Below is a block of records; repeat each one exactly.
─── Data
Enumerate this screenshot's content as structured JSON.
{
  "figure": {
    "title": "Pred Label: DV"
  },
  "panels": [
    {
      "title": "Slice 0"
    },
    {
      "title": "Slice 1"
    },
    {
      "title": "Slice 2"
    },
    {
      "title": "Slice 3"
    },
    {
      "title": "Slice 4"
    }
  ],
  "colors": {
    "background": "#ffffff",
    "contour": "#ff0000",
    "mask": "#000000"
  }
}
──────
_Result of the task_:
Enumerate this screenshot's content as structured JSON.
{
  "figure": {
    "title": "Pred Label: DV"
  },
  "panels": [
    {
      "title": "Slice 0"
    },
    {
      "title": "Slice 1"
    },
    {
      "title": "Slice 2"
    },
    {
      "title": "Slice 3"
    },
    {
      "title": "Slice 4"
    }
  ],
  "colors": {
    "background": "#ffffff",
    "contour": "#ff0000",
    "mask": "#000000"
  }
}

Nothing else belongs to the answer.